Written request
Pull out every line below that contains the word "Star".

(Stored entries)
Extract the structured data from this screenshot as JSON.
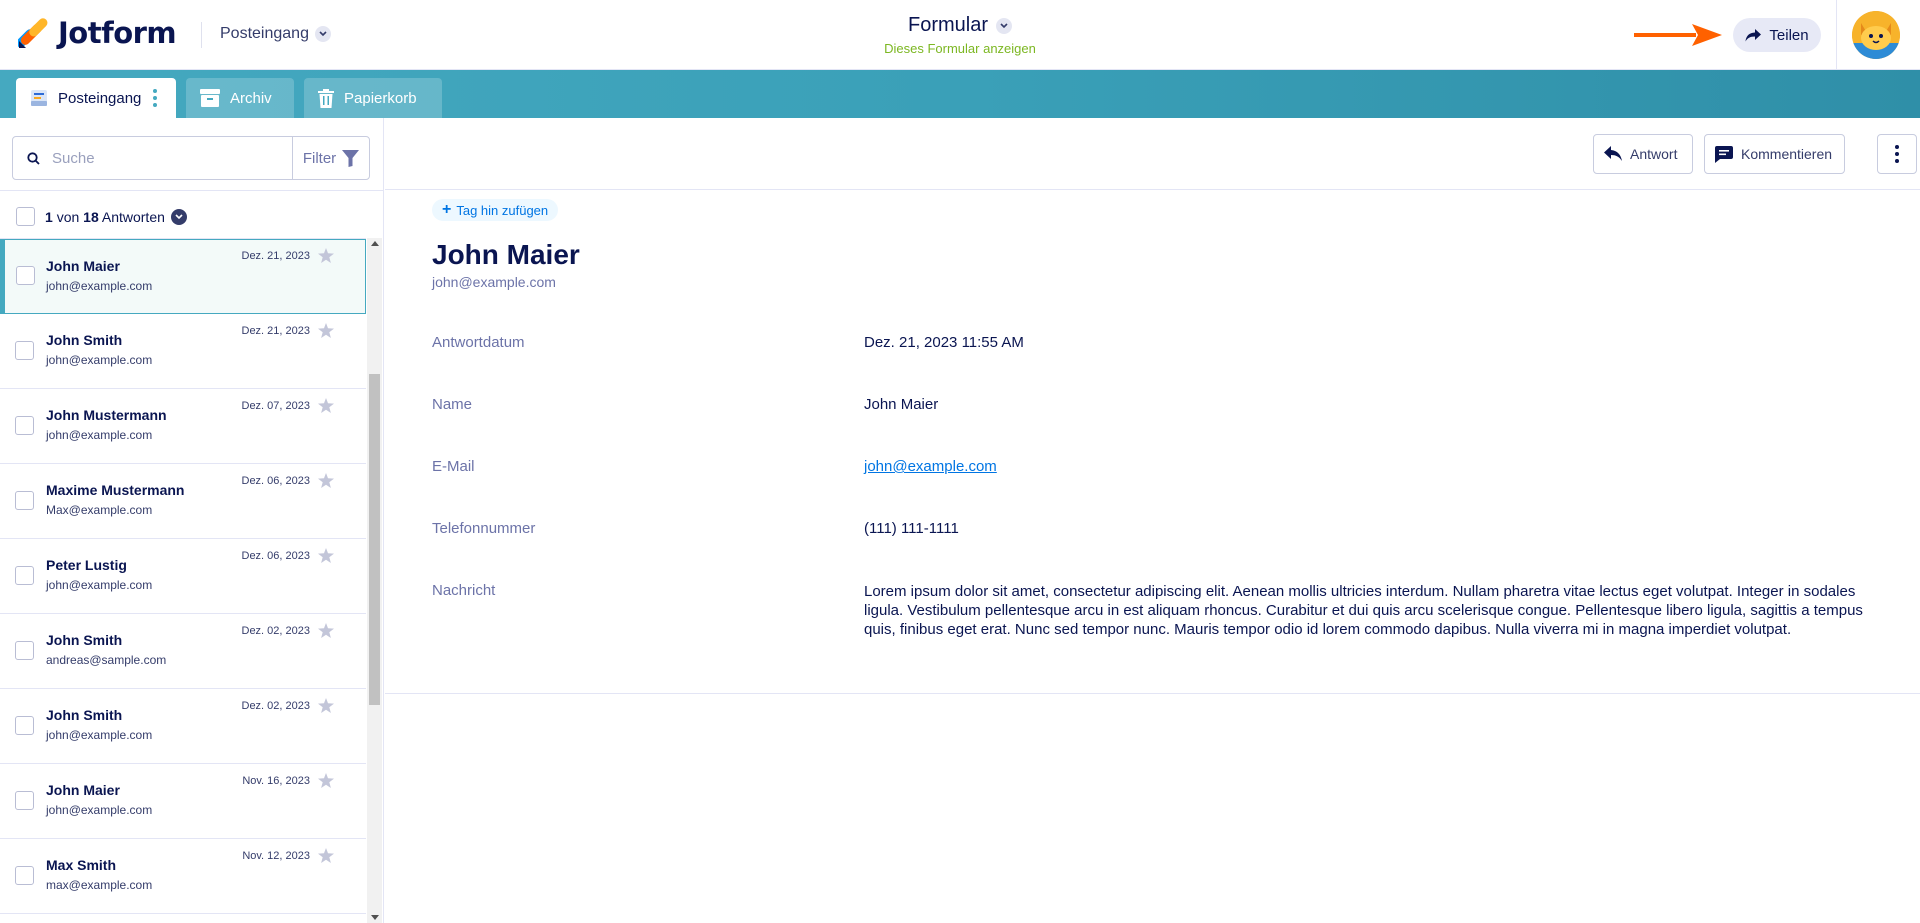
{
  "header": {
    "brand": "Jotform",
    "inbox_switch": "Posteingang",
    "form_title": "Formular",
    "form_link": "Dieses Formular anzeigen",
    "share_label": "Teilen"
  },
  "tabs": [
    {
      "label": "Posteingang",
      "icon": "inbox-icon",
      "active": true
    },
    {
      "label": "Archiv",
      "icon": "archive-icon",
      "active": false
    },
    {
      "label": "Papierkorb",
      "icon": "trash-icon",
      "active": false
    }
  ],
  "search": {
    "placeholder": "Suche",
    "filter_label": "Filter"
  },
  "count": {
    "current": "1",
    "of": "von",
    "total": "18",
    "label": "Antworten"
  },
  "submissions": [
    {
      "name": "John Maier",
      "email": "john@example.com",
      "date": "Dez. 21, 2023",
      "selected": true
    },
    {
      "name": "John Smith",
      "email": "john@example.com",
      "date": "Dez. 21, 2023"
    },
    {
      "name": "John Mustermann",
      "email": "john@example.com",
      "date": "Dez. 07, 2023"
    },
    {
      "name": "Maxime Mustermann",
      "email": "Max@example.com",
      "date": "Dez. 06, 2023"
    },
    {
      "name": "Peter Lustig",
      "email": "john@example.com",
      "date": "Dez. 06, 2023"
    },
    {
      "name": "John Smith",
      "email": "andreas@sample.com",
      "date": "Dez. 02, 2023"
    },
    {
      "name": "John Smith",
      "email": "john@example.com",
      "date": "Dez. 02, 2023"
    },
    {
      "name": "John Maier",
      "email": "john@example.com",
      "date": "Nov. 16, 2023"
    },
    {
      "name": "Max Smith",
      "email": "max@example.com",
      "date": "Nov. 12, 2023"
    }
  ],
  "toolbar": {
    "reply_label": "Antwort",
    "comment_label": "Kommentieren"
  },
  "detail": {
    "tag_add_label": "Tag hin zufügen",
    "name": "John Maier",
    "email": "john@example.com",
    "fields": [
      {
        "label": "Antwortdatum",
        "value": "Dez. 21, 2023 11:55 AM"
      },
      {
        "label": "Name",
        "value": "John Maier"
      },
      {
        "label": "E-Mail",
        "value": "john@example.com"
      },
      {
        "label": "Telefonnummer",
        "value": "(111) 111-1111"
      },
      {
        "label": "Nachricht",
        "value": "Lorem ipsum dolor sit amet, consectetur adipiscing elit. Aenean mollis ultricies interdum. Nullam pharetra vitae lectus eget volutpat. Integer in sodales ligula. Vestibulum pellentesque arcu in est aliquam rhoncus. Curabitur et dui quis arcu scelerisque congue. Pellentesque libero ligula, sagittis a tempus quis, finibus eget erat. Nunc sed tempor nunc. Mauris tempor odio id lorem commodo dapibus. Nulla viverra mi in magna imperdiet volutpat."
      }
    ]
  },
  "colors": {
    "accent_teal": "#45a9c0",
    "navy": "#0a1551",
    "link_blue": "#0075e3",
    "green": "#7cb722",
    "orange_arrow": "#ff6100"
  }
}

* * *

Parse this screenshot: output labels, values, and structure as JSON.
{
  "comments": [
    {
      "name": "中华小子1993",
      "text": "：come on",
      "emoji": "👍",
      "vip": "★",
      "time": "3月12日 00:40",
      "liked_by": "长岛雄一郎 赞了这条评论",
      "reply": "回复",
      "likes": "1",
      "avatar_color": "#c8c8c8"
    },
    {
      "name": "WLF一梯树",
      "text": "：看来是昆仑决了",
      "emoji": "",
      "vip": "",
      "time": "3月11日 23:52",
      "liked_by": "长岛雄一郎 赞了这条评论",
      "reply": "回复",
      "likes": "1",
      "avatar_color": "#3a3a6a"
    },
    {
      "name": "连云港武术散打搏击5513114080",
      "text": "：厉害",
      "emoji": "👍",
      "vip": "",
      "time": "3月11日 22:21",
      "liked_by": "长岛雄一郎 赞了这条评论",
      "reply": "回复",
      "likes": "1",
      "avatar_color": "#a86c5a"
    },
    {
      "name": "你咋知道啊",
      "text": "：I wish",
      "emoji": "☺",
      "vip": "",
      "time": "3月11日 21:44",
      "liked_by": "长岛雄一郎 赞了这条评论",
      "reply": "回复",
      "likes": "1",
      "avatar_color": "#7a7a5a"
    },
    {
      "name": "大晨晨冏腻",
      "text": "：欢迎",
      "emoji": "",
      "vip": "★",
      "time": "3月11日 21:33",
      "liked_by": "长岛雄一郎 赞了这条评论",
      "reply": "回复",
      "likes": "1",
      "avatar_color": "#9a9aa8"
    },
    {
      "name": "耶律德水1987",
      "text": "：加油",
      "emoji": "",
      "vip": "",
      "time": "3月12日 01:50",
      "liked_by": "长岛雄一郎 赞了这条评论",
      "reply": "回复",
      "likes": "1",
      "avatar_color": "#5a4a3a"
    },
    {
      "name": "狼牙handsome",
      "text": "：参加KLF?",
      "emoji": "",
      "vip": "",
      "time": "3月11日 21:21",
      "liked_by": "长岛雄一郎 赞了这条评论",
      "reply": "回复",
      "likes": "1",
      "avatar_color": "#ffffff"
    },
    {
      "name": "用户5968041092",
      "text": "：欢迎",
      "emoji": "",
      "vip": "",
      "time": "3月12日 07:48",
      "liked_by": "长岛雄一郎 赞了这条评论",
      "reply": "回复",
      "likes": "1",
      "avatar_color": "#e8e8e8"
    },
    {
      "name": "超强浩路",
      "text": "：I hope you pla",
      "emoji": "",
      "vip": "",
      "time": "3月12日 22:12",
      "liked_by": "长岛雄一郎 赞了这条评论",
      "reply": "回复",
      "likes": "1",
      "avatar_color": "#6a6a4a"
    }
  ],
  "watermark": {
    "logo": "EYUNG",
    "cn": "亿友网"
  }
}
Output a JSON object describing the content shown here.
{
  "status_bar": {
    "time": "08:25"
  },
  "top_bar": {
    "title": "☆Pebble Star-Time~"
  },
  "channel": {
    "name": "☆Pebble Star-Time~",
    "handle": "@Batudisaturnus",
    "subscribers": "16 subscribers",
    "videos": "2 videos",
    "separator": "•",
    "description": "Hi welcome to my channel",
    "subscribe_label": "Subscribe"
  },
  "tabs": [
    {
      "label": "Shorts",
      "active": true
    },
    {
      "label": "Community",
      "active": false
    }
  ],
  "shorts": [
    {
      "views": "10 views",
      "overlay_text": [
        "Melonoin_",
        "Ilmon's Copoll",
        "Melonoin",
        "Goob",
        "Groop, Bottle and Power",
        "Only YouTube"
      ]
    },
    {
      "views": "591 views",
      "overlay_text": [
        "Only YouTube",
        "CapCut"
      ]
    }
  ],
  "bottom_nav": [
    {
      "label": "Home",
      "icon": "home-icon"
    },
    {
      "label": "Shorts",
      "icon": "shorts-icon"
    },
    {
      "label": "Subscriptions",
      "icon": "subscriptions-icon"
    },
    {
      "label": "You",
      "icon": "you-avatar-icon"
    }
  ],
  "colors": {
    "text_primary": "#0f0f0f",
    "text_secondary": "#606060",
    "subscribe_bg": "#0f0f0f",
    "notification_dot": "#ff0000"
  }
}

Exercise answer
    "title": "☆Pebble Star-Time~"
    "name": "☆Pebble Star-Time~",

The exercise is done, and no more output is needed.